◆ **Directions**: Find every line below that contains the word "high" and copy it out.
»»
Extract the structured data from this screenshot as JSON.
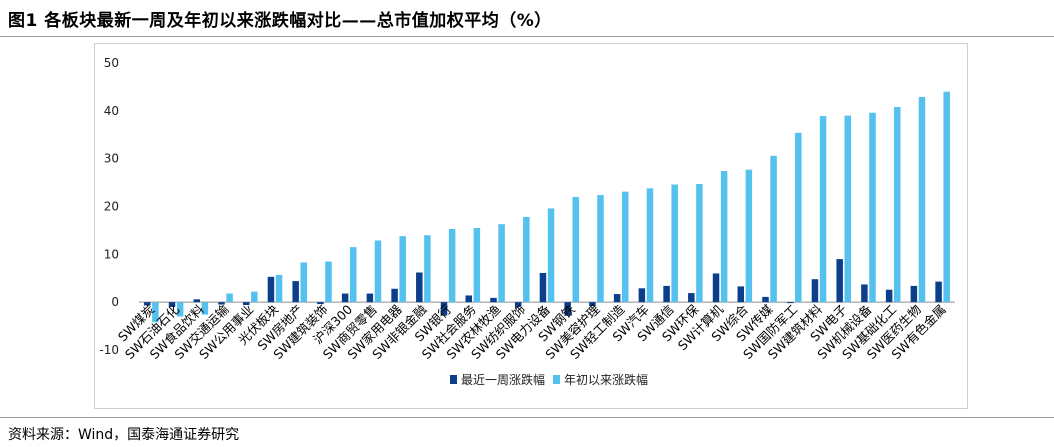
{
  "figure": {
    "title": "图1   各板块最新一周及年初以来涨跌幅对比——总市值加权平均（%）",
    "source": "资料来源：Wind，国泰海通证券研究"
  },
  "colors": {
    "weekly": "#0b3f8c",
    "ytd": "#55c1ee",
    "rule": "#9a9a9a"
  },
  "chart_data": {
    "type": "bar",
    "categories": [
      "SW煤炭",
      "SW石油石化",
      "SW食品饮料",
      "SW交通运输",
      "SW公用事业",
      "光伏板块",
      "SW房地产",
      "SW建筑装饰",
      "沪深300",
      "SW商贸零售",
      "SW家用电器",
      "SW非银金融",
      "SW银行",
      "SW社会服务",
      "SW农林牧渔",
      "SW纺织服饰",
      "SW电力设备",
      "SW钢铁",
      "SW美容护理",
      "SW轻工制造",
      "SW汽车",
      "SW通信",
      "SW环保",
      "SW计算机",
      "SW综合",
      "SW传媒",
      "SW国防军工",
      "SW建筑材料",
      "SW电子",
      "SW机械设备",
      "SW基础化工",
      "SW医药生物",
      "SW有色金属"
    ],
    "series": [
      {
        "name": "最近一周涨跌幅",
        "values": [
          -0.7,
          -1.0,
          0.6,
          -0.5,
          -0.6,
          5.3,
          4.4,
          -0.4,
          1.8,
          1.8,
          2.8,
          6.2,
          -2.8,
          1.4,
          0.9,
          -1.0,
          6.1,
          -2.8,
          -0.8,
          1.7,
          2.9,
          3.4,
          1.9,
          6.0,
          3.3,
          1.1,
          -0.2,
          4.8,
          9.0,
          3.7,
          2.6,
          3.4,
          4.3
        ]
      },
      {
        "name": "年初以来涨跌幅",
        "values": [
          -4.2,
          -3.0,
          -2.6,
          1.8,
          2.2,
          5.7,
          8.3,
          8.5,
          11.5,
          12.9,
          13.8,
          14.0,
          15.3,
          15.5,
          16.3,
          17.8,
          19.6,
          22.0,
          22.4,
          23.1,
          23.8,
          24.6,
          24.7,
          27.4,
          27.7,
          30.6,
          35.4,
          38.9,
          39.0,
          39.6,
          40.8,
          42.9,
          44.0
        ]
      }
    ],
    "yticks": [
      -10,
      0,
      10,
      20,
      30,
      40,
      50
    ],
    "ylim": [
      -10,
      50
    ],
    "grid": false,
    "legend": "bottom"
  }
}
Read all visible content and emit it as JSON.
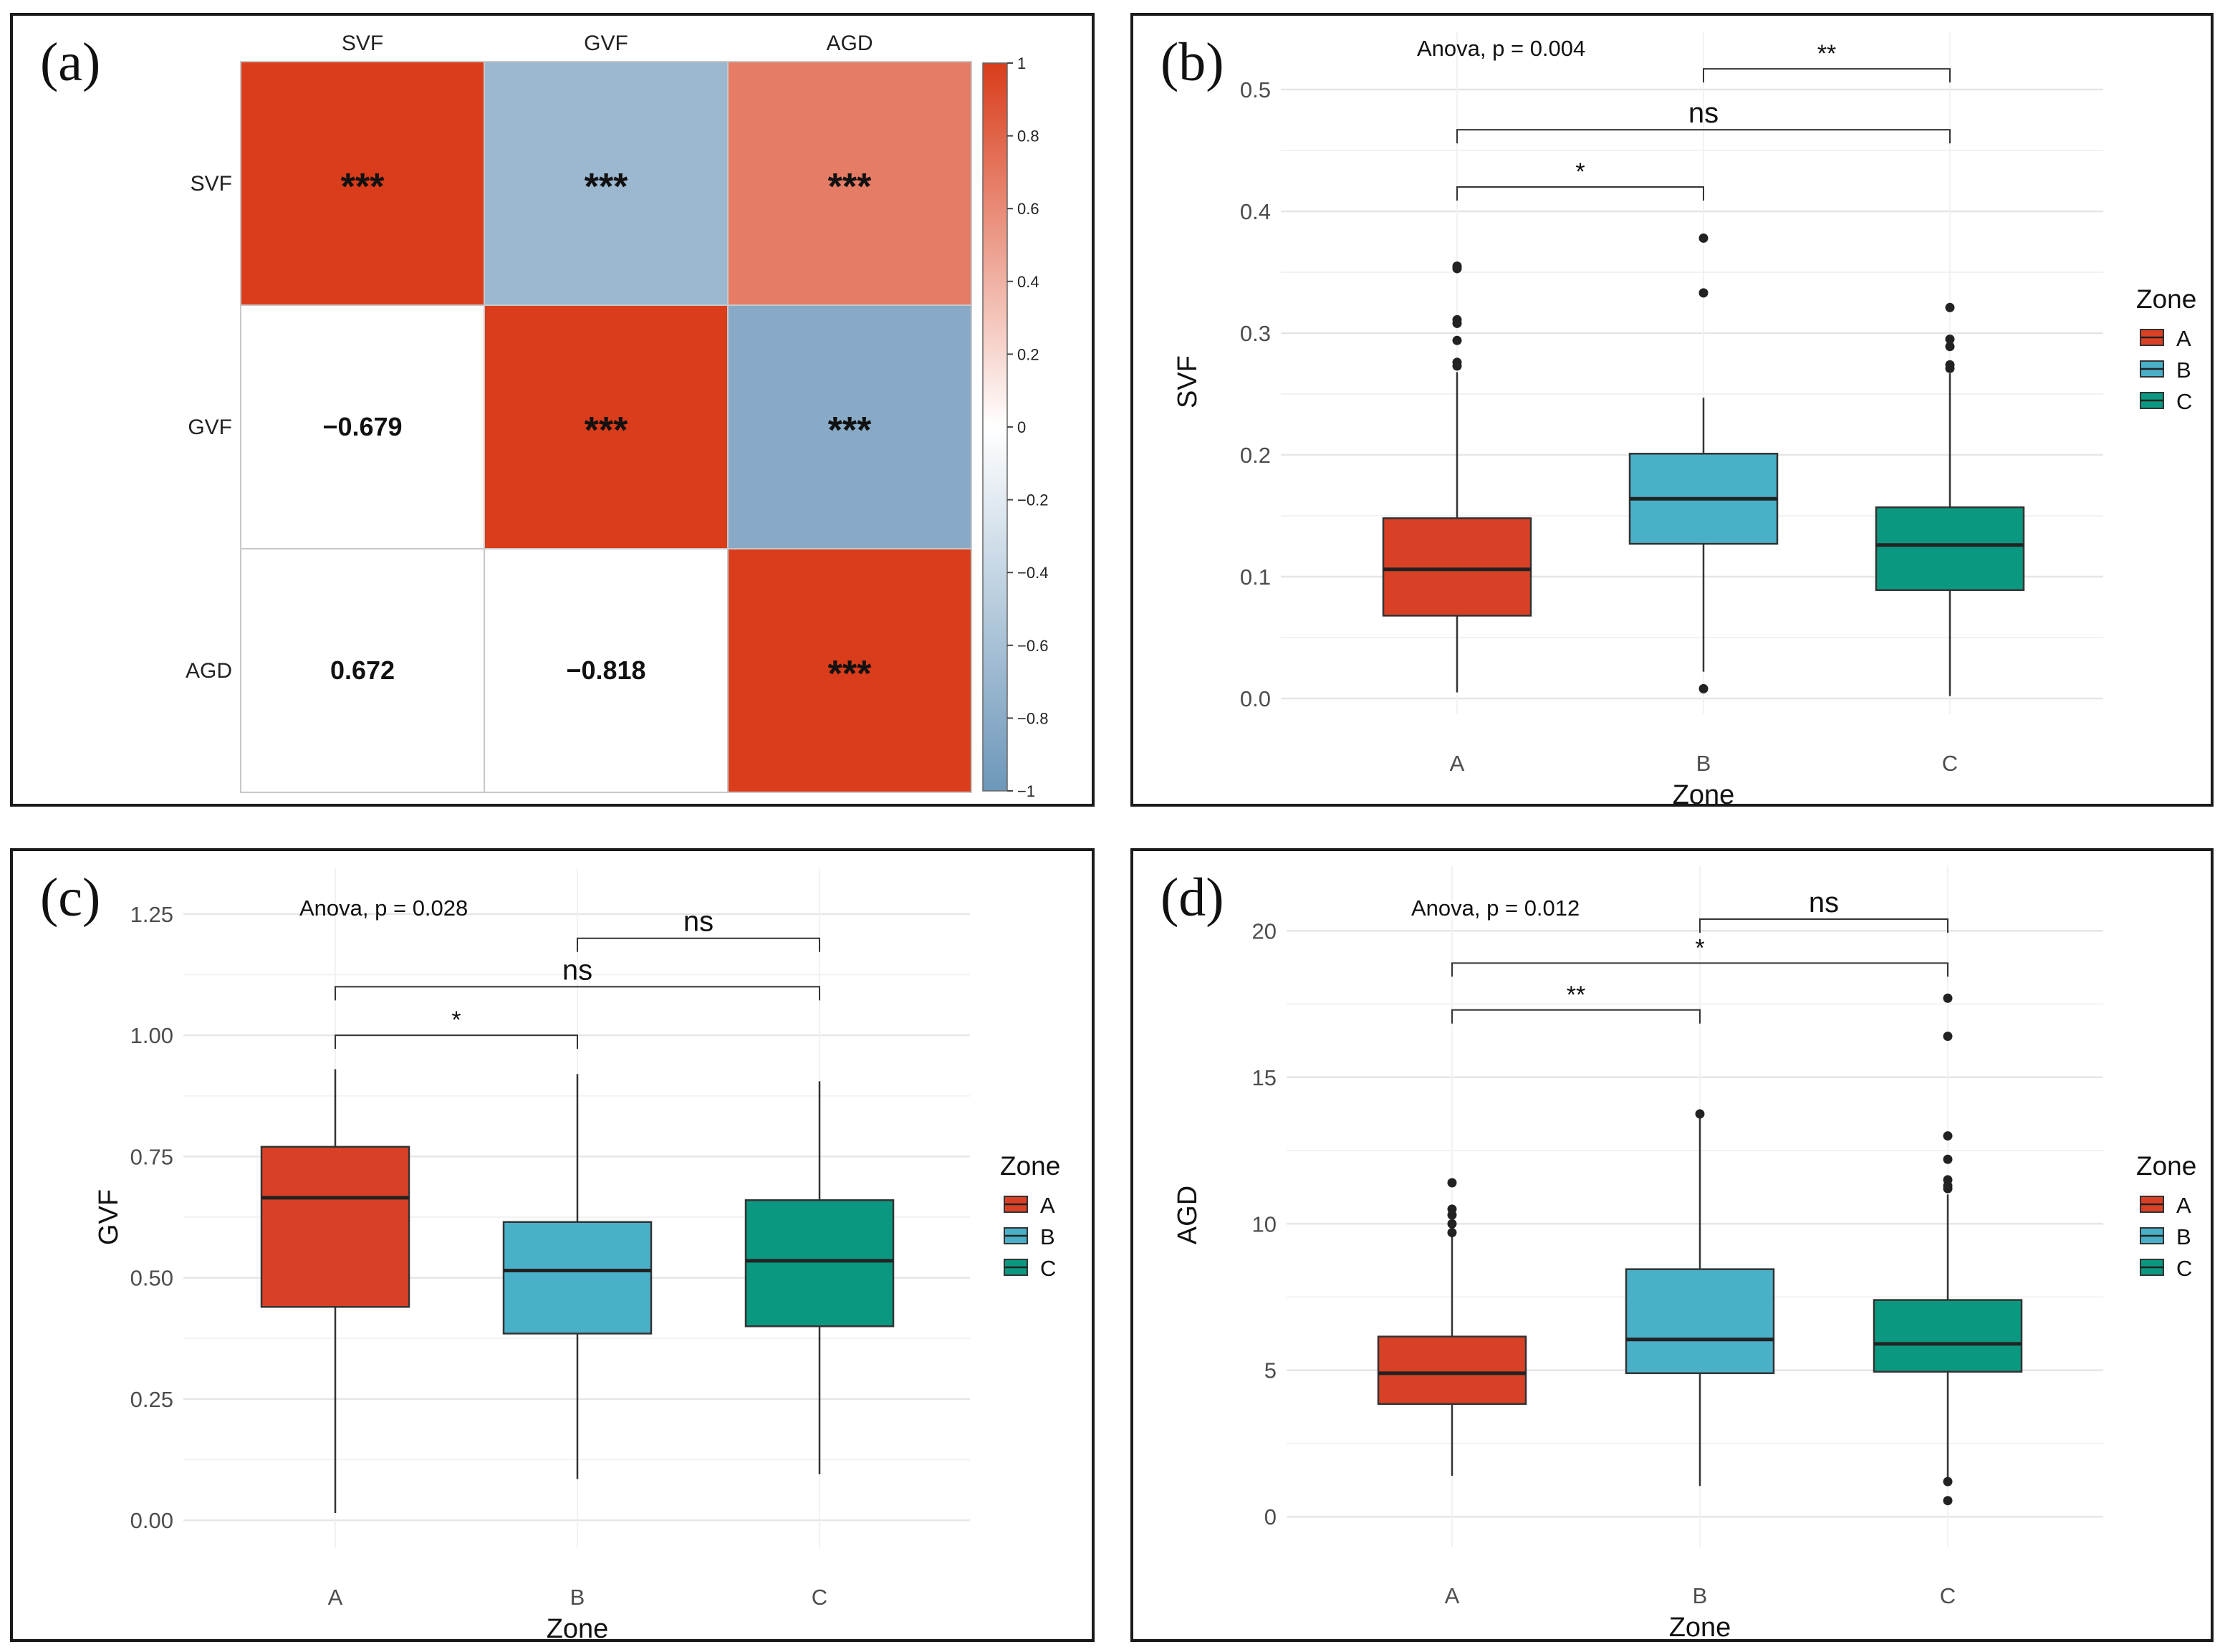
{
  "colors": {
    "A": "#d94126",
    "B": "#4ab0c8",
    "C": "#0b9880",
    "grid": "#e6e6e6",
    "whisker": "#333333",
    "median": "#222222"
  },
  "correlation": {
    "panel_label": "(a)",
    "variables": [
      "SVF",
      "GVF",
      "AGD"
    ],
    "matrix": [
      [
        1,
        -0.679,
        0.672
      ],
      [
        -0.679,
        1,
        -0.818
      ],
      [
        0.672,
        -0.818,
        1
      ]
    ],
    "upper_text": "***",
    "lower_text": [
      [
        "",
        "",
        ""
      ],
      [
        "−0.679",
        "",
        ""
      ],
      [
        "0.672",
        "−0.818",
        ""
      ]
    ],
    "colorbar_ticks": [
      "1",
      "0.8",
      "0.6",
      "0.4",
      "0.2",
      "0",
      "−0.2",
      "−0.4",
      "−0.6",
      "−0.8",
      "−1"
    ],
    "scale_colors": {
      "neg": "#6d97ba",
      "mid": "#ffffff",
      "pos": "#d93d1b"
    }
  },
  "chart_data": [
    {
      "type": "heatmap",
      "variables": [
        "SVF",
        "GVF",
        "AGD"
      ],
      "values": [
        [
          1,
          -0.679,
          0.672
        ],
        [
          -0.679,
          1,
          -0.818
        ],
        [
          0.672,
          -0.818,
          1
        ]
      ],
      "significance": "***",
      "colorbar_range": [
        -1,
        1
      ]
    },
    {
      "type": "box",
      "panel_label": "(b)",
      "xlabel": "Zone",
      "ylabel": "SVF",
      "categories": [
        "A",
        "B",
        "C"
      ],
      "ylim": [
        -0.01,
        0.53
      ],
      "yticks": [
        0,
        0.1,
        0.2,
        0.3,
        0.4,
        0.5
      ],
      "ytick_labels": [
        "0.0",
        "0.1",
        "0.2",
        "0.3",
        "0.4",
        "0.5"
      ],
      "anova_text": "Anova, p = 0.004",
      "legend_title": "Zone",
      "legend_labels": [
        "A",
        "B",
        "C"
      ],
      "boxes": [
        {
          "group": "A",
          "q1": 0.068,
          "median": 0.106,
          "q3": 0.148,
          "low": 0.005,
          "high": 0.268,
          "outliers": [
            0.355,
            0.353,
            0.311,
            0.308,
            0.294,
            0.276,
            0.273
          ]
        },
        {
          "group": "B",
          "q1": 0.127,
          "median": 0.164,
          "q3": 0.201,
          "low": 0.022,
          "high": 0.247,
          "outliers": [
            0.378,
            0.333,
            0.008
          ]
        },
        {
          "group": "C",
          "q1": 0.089,
          "median": 0.126,
          "q3": 0.157,
          "low": 0.002,
          "high": 0.267,
          "outliers": [
            0.321,
            0.295,
            0.289,
            0.274,
            0.271
          ]
        }
      ],
      "brackets": [
        {
          "from": 0,
          "to": 1,
          "y": 0.42,
          "label": "*",
          "size": 34
        },
        {
          "from": 0,
          "to": 2,
          "y": 0.467,
          "label": "ns",
          "size": 40
        },
        {
          "from": 1,
          "to": 2,
          "y": 0.517,
          "label": "**",
          "size": 34
        }
      ]
    },
    {
      "type": "box",
      "panel_label": "(c)",
      "xlabel": "Zone",
      "ylabel": "GVF",
      "categories": [
        "A",
        "B",
        "C"
      ],
      "ylim": [
        -0.05,
        1.3
      ],
      "yticks": [
        0,
        0.25,
        0.5,
        0.75,
        1,
        1.25
      ],
      "ytick_labels": [
        "0.00",
        "0.25",
        "0.50",
        "0.75",
        "1.00",
        "1.25"
      ],
      "anova_text": "Anova, p = 0.028",
      "legend_title": "Zone",
      "legend_labels": [
        "A",
        "B",
        "C"
      ],
      "boxes": [
        {
          "group": "A",
          "q1": 0.44,
          "median": 0.665,
          "q3": 0.77,
          "low": 0.015,
          "high": 0.93,
          "outliers": []
        },
        {
          "group": "B",
          "q1": 0.385,
          "median": 0.515,
          "q3": 0.615,
          "low": 0.085,
          "high": 0.92,
          "outliers": []
        },
        {
          "group": "C",
          "q1": 0.4,
          "median": 0.535,
          "q3": 0.66,
          "low": 0.095,
          "high": 0.905,
          "outliers": []
        }
      ],
      "brackets": [
        {
          "from": 0,
          "to": 1,
          "y": 1.0,
          "label": "*",
          "size": 34
        },
        {
          "from": 0,
          "to": 2,
          "y": 1.1,
          "label": "ns",
          "size": 40
        },
        {
          "from": 1,
          "to": 2,
          "y": 1.2,
          "label": "ns",
          "size": 40
        }
      ]
    },
    {
      "type": "box",
      "panel_label": "(d)",
      "xlabel": "Zone",
      "ylabel": "AGD",
      "categories": [
        "A",
        "B",
        "C"
      ],
      "ylim": [
        -0.9,
        21.5
      ],
      "yticks": [
        0,
        5,
        10,
        15,
        20
      ],
      "ytick_labels": [
        "0",
        "5",
        "10",
        "15",
        "20"
      ],
      "anova_text": "Anova, p = 0.012",
      "legend_title": "Zone",
      "legend_labels": [
        "A",
        "B",
        "C"
      ],
      "boxes": [
        {
          "group": "A",
          "q1": 3.85,
          "median": 4.9,
          "q3": 6.15,
          "low": 1.4,
          "high": 9.6,
          "outliers": [
            11.4,
            10.5,
            10.3,
            10.0,
            9.7
          ]
        },
        {
          "group": "B",
          "q1": 4.9,
          "median": 6.05,
          "q3": 8.45,
          "low": 1.05,
          "high": 13.75,
          "outliers": [
            13.75
          ]
        },
        {
          "group": "C",
          "q1": 4.95,
          "median": 5.9,
          "q3": 7.4,
          "low": 1.2,
          "high": 11.0,
          "outliers": [
            17.7,
            16.4,
            13.0,
            12.2,
            11.5,
            11.3,
            11.2,
            1.2,
            0.55
          ]
        }
      ],
      "brackets": [
        {
          "from": 0,
          "to": 1,
          "y": 17.3,
          "label": "**",
          "size": 34
        },
        {
          "from": 0,
          "to": 2,
          "y": 18.9,
          "label": "*",
          "size": 34
        },
        {
          "from": 1,
          "to": 2,
          "y": 20.4,
          "label": "ns",
          "size": 40
        }
      ]
    }
  ]
}
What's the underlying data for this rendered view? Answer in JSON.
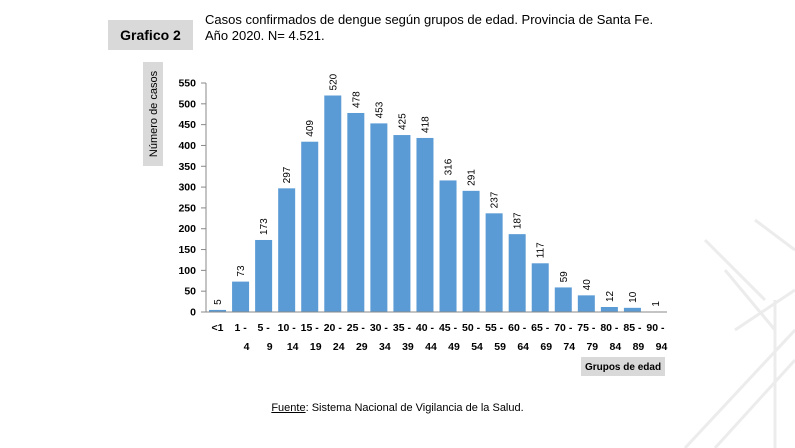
{
  "header": {
    "figure_label": "Grafico 2",
    "title_line1": "Casos confirmados de dengue según grupos de edad. Provincia de Santa Fe.",
    "title_line2": "Año 2020. N= 4.521."
  },
  "footer": {
    "source_label": "Fuente",
    "source_text": ": Sistema Nacional de Vigilancia de la Salud."
  },
  "chart_data": {
    "type": "bar",
    "title": "Casos confirmados de dengue según grupos de edad. Provincia de Santa Fe. Año 2020. N= 4.521.",
    "ylabel": "Número de casos",
    "xlabel": "Grupos de edad",
    "ylim": [
      0,
      550
    ],
    "yticks": [
      0,
      50,
      100,
      150,
      200,
      250,
      300,
      350,
      400,
      450,
      500,
      550
    ],
    "categories": [
      {
        "top": "<1",
        "bottom": ""
      },
      {
        "top": "1 -",
        "bottom": "4"
      },
      {
        "top": "5 -",
        "bottom": "9"
      },
      {
        "top": "10 -",
        "bottom": "14"
      },
      {
        "top": "15 -",
        "bottom": "19"
      },
      {
        "top": "20 -",
        "bottom": "24"
      },
      {
        "top": "25 -",
        "bottom": "29"
      },
      {
        "top": "30 -",
        "bottom": "34"
      },
      {
        "top": "35 -",
        "bottom": "39"
      },
      {
        "top": "40 -",
        "bottom": "44"
      },
      {
        "top": "45 -",
        "bottom": "49"
      },
      {
        "top": "50 -",
        "bottom": "54"
      },
      {
        "top": "55 -",
        "bottom": "59"
      },
      {
        "top": "60 -",
        "bottom": "64"
      },
      {
        "top": "65 -",
        "bottom": "69"
      },
      {
        "top": "70 -",
        "bottom": "74"
      },
      {
        "top": "75 -",
        "bottom": "79"
      },
      {
        "top": "80 -",
        "bottom": "84"
      },
      {
        "top": "85 -",
        "bottom": "89"
      },
      {
        "top": "90 -",
        "bottom": "94"
      }
    ],
    "values": [
      5,
      73,
      173,
      297,
      409,
      520,
      478,
      453,
      425,
      418,
      316,
      291,
      237,
      187,
      117,
      59,
      40,
      12,
      10,
      1
    ],
    "grid": false,
    "bar_color": "#5b9bd5"
  }
}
««
◆ **Correct result**:
          "high": 0.268,
          "high": 0.247,
          "high": 0.267,
          "high": 0.93,
          "high": 0.92,
          "high": 0.905,
          "high": 9.6,
          "high": 13.75,
          "high": 11.0,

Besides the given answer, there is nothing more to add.